Data items
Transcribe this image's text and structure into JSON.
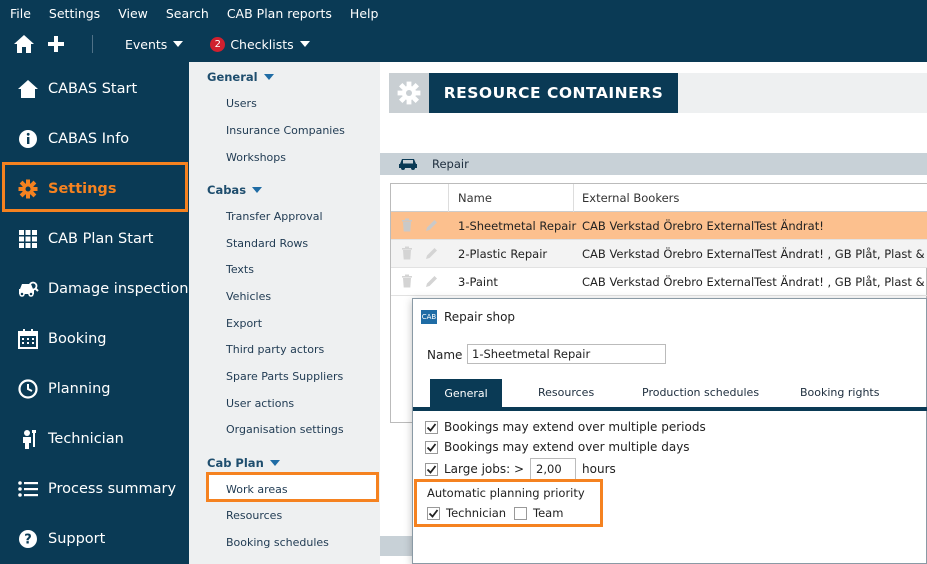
{
  "menubar": {
    "items": [
      "File",
      "Settings",
      "View",
      "Search",
      "CAB Plan reports",
      "Help"
    ]
  },
  "toolbar": {
    "home_icon": "home-icon",
    "add_icon": "plus-icon",
    "events_label": "Events",
    "checklists_badge": "2",
    "checklists_label": "Checklists"
  },
  "sidebar": {
    "items": [
      {
        "label": "CABAS Start",
        "icon": "home-icon"
      },
      {
        "label": "CABAS Info",
        "icon": "info-icon"
      },
      {
        "label": "Settings",
        "icon": "gear-icon",
        "active": true
      },
      {
        "label": "CAB Plan Start",
        "icon": "grid-icon"
      },
      {
        "label": "Damage inspection",
        "icon": "car-search-icon"
      },
      {
        "label": "Booking",
        "icon": "calendar-icon"
      },
      {
        "label": "Planning",
        "icon": "clock-icon"
      },
      {
        "label": "Technician",
        "icon": "wrench-person-icon"
      },
      {
        "label": "Process summary",
        "icon": "list-icon"
      },
      {
        "label": "Support",
        "icon": "question-icon"
      }
    ]
  },
  "subnav": {
    "general_header": "General",
    "general_items": [
      "Users",
      "Insurance Companies",
      "Workshops"
    ],
    "cabas_header": "Cabas",
    "cabas_items": [
      "Transfer Approval",
      "Standard Rows",
      "Texts",
      "Vehicles",
      "Export",
      "Third party actors",
      "Spare Parts Suppliers",
      "User actions",
      "Organisation settings"
    ],
    "cabplan_header": "Cab Plan",
    "cabplan_items": [
      "Work areas",
      "Resources",
      "Booking schedules"
    ]
  },
  "main": {
    "title": "RESOURCE CONTAINERS",
    "section": "Repair",
    "columns": [
      "Name",
      "External Bookers"
    ],
    "rows": [
      {
        "name": "1-Sheetmetal Repair",
        "bookers": "CAB Verkstad Örebro ExternalTest Ändrat!",
        "selected": true
      },
      {
        "name": "2-Plastic Repair",
        "bookers": "CAB Verkstad Örebro ExternalTest Ändrat! , GB Plåt, Plast & Lack,"
      },
      {
        "name": "3-Paint",
        "bookers": "CAB Verkstad Örebro ExternalTest Ändrat! , GB Plåt, Plast & Lack,"
      }
    ]
  },
  "dialog": {
    "title": "Repair shop",
    "logo_text": "CAB",
    "name_label": "Name",
    "name_value": "1-Sheetmetal Repair",
    "tabs": [
      "General",
      "Resources",
      "Production schedules",
      "Booking rights"
    ],
    "opt_multi_periods": "Bookings may extend over multiple periods",
    "opt_multi_days": "Bookings may extend over multiple days",
    "opt_large_jobs": "Large jobs: >",
    "large_jobs_value": "2,00",
    "hours_label": "hours",
    "priority_label": "Automatic planning priority",
    "priority_technician": "Technician",
    "priority_team": "Team"
  },
  "colors": {
    "navy": "#0a3a55",
    "orange": "#f58220",
    "selected_row": "#fcc08e"
  }
}
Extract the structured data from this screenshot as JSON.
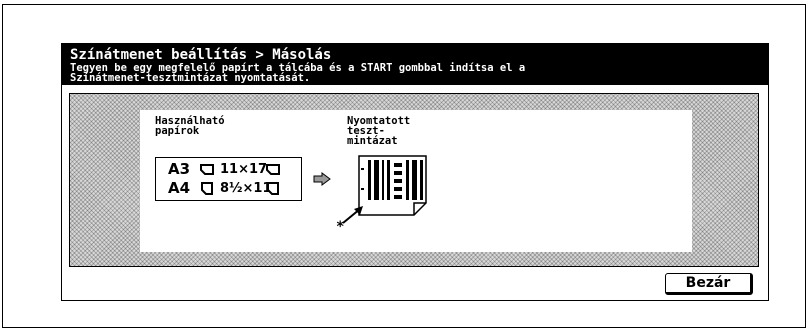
{
  "header": {
    "title": "Színátmenet beállítás > Másolás",
    "message": "Tegyen be egy megfelelő papírt a tálcába és a START gombbal indítsa el a\nSzínátmenet-tesztmintázat nyomtatását."
  },
  "content": {
    "usable_papers_label": "Használható\npapírok",
    "printed_pattern_label": "Nyomtatott\nteszt-\nmintázat",
    "papers": [
      {
        "size": "A3",
        "orientation": "landscape"
      },
      {
        "size": "11×17",
        "orientation": "landscape"
      },
      {
        "size": "A4",
        "orientation": "portrait"
      },
      {
        "size": "8½×11",
        "orientation": "portrait"
      }
    ],
    "arrow_icon": "right-arrow-icon",
    "marker": "*"
  },
  "footer": {
    "close_label": "Bezár"
  }
}
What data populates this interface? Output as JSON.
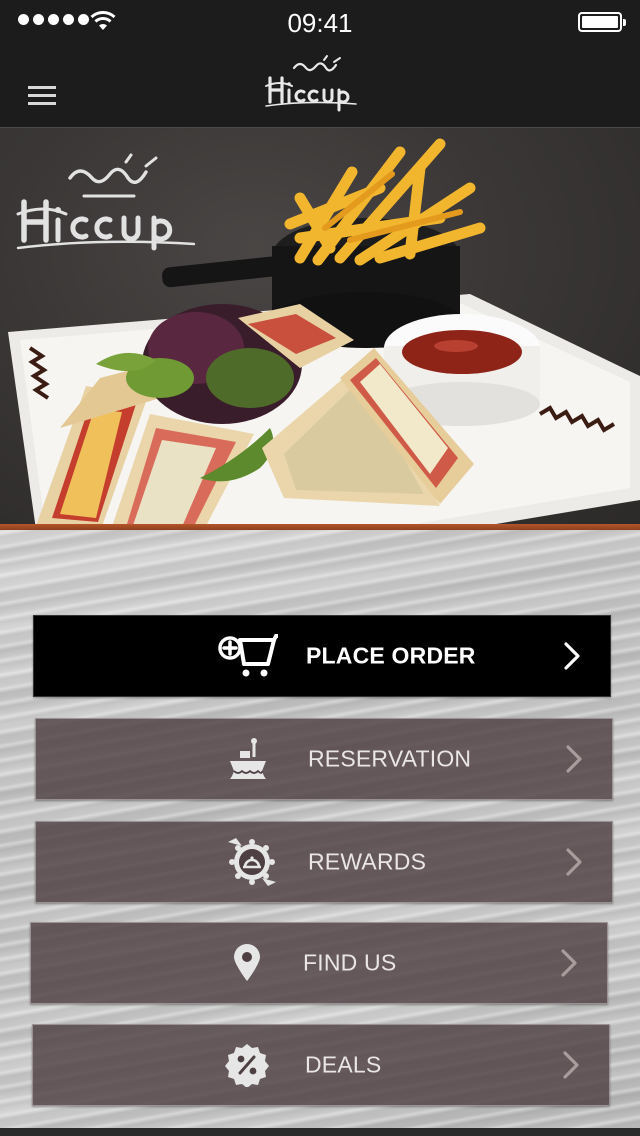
{
  "status_bar": {
    "time": "09:41",
    "signal_icon": "signal-dots-icon",
    "wifi_icon": "wifi-icon",
    "battery_icon": "battery-icon"
  },
  "nav_bar": {
    "menu_icon": "hamburger-menu-icon",
    "logo_icon": "hiccup-logo-icon"
  },
  "hero": {
    "logo_icon": "hiccup-logo-icon",
    "image": "club-sandwich-with-fries-photo",
    "accent_color": "#b5562a"
  },
  "menu": {
    "items": [
      {
        "label": "PLACE ORDER",
        "icon": "shopping-cart-add-icon"
      },
      {
        "label": "RESERVATION",
        "icon": "reserved-table-icon"
      },
      {
        "label": "REWARDS",
        "icon": "reward-badge-icon"
      },
      {
        "label": "FIND US",
        "icon": "location-pin-icon"
      },
      {
        "label": "DEALS",
        "icon": "percent-badge-icon"
      }
    ]
  },
  "colors": {
    "primary_button": "#000000",
    "secondary_button": "#4e4042",
    "header_background": "#1c1c1c"
  }
}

▶ _To do_
Collect from the data above every line that includes "multiple".

▶ _Task solution_
    "opt_multi_periods": "Bookings may extend over multiple periods",
    "opt_multi_days": "Bookings may extend over multiple days",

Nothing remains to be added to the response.